====== Dataset rows ======
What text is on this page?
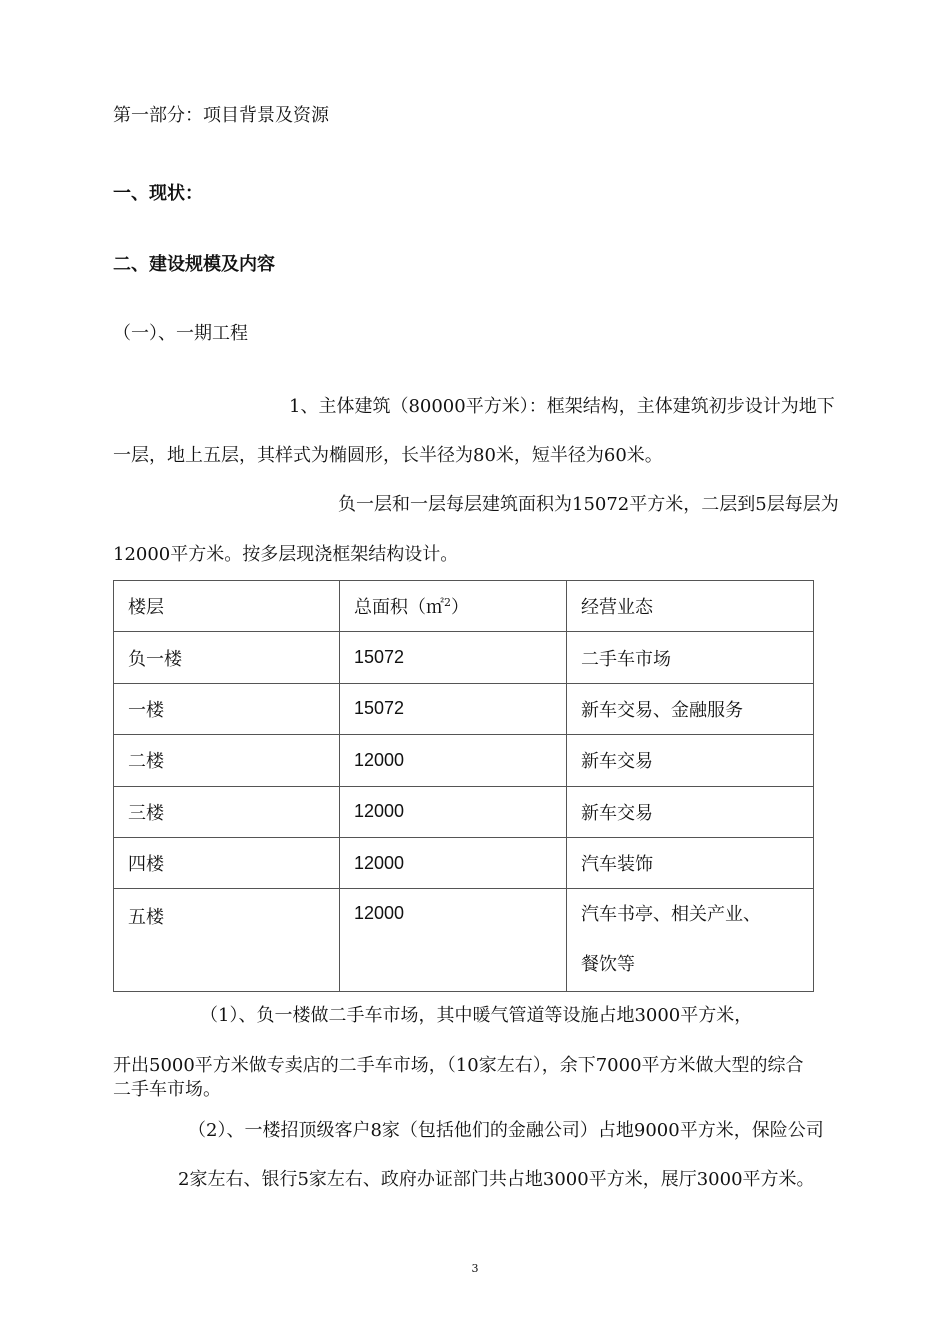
第一部分：项目背景及资源
一、现状：
二、建设规模及内容
（一）、一期工程
1、主体建筑（80000平方米）：框架结构，主体建筑初步设计为地下
一层，地上五层，其样式为椭圆形，长半径为80米，短半径为60米。
负一层和一层每层建筑面积为15072平方米，二层到5层每层为
12000平方米。按多层现浇框架结构设计。
楼层	总面积（㎡$^2$）	经营业态
负一楼	15072	二手车市场
一楼	15072	新车交易、金融服务
二楼	12000	新车交易
三楼	12000	新车交易
四楼	12000	汽车装饰
五楼	12000	汽车书亭、相关产业、
餐饮等
（1）、负一楼做二手车市场，其中暖气管道等设施占地3000平方米，
开出5000平方米做专卖店的二手车市场，（10家左右），余下7000平方米做大型的综合
二手车市场。
（2）、一楼招顶级客户8家（包括他们的金融公司）占地9000平方米，保险公司
2家左右、银行5家左右、政府办证部门共占地3000平方米，展厅3000平方米。
3
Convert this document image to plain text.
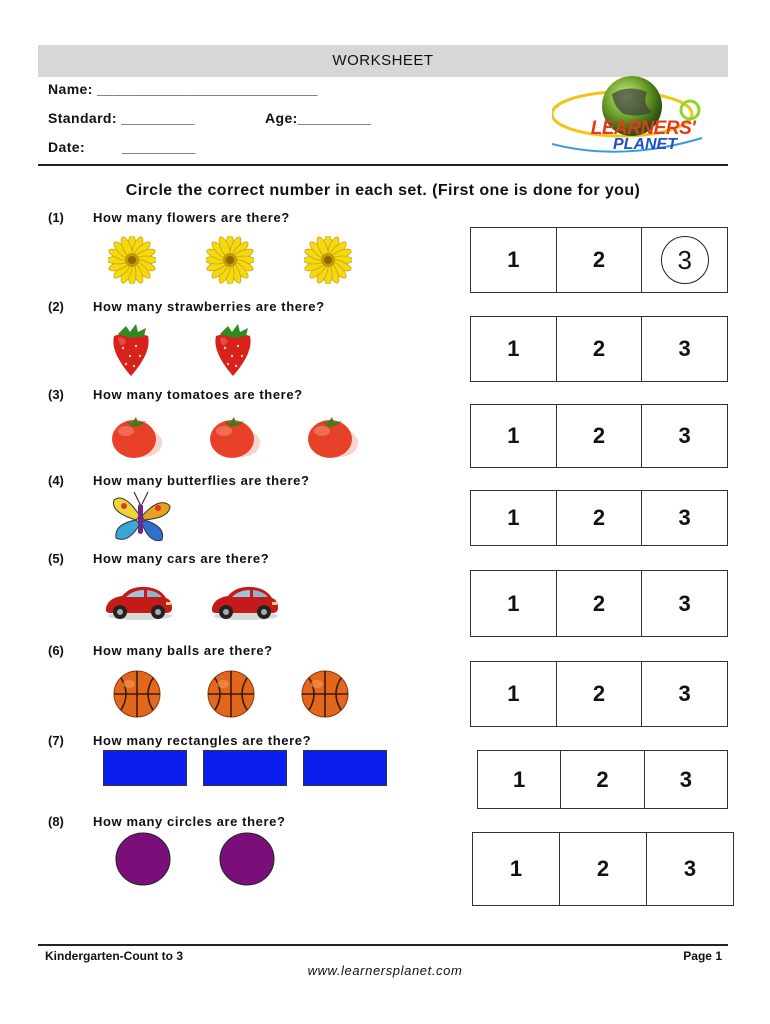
WORKSHEET
Name: ___________________________
Standard: _________	Age:_________
Date:	_________
LEARNERS'
PLANET
Circle the correct number in each set. (First one is done for you)
(1) How many flowers are there?
(2) How many strawberries are there?
(3) How many tomatoes are there?
(4) How many butterflies are there?
(5) How many cars are there?
(6) How many balls are there?
(7) How many rectangles are there?
(8) How many circles are there?
1	2	3
1	2	3
1	2	3
1	2	3
1	2	3
1	2	3
1	2	3
1	2	3
Kindergarten-Count to 3	Page 1
www.learnersplanet.com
======
Leave the pictures out and output the rest of the listing exactly.

What text is on this page?
第一部分：项目背景及资源
一、现状：
二、建设规模及内容
（一）、一期工程
1、主体建筑（80000平方米）：框架结构，主体建筑初步设计为地下
一层，地上五层，其样式为椭圆形，长半径为80米，短半径为60米。
负一层和一层每层建筑面积为15072平方米，二层到5层每层为
12000平方米。按多层现浇框架结构设计。
楼层	总面积（㎡$^2$）	经营业态
负一楼	15072	二手车市场
一楼	15072	新车交易、金融服务
二楼	12000	新车交易
三楼	12000	新车交易
四楼	12000	汽车装饰
五楼	12000	汽车书亭、相关产业、
餐饮等
（1）、负一楼做二手车市场，其中暖气管道等设施占地3000平方米，
开出5000平方米做专卖店的二手车市场，（10家左右），余下7000平方米做大型的综合
二手车市场。
（2）、一楼招顶级客户8家（包括他们的金融公司）占地9000平方米，保险公司
2家左右、银行5家左右、政府办证部门共占地3000平方米，展厅3000平方米。
3
Convert this document image to plain text.
WORKSHEET
Name: ___________________________
Standard: _________	Age:_________
Date:	_________
LEARNERS'
PLANET
Circle the correct number in each set. (First one is done for you)
(1) How many flowers are there?
(2) How many strawberries are there?
(3) How many tomatoes are there?
(4) How many butterflies are there?
(5) How many cars are there?
(6) How many balls are there?
(7) How many rectangles are there?
(8) How many circles are there?
1	2	3
1	2	3
1	2	3
1	2	3
1	2	3
1	2	3
1	2	3
1	2	3
Kindergarten-Count to 3	Page 1
www.learnersplanet.com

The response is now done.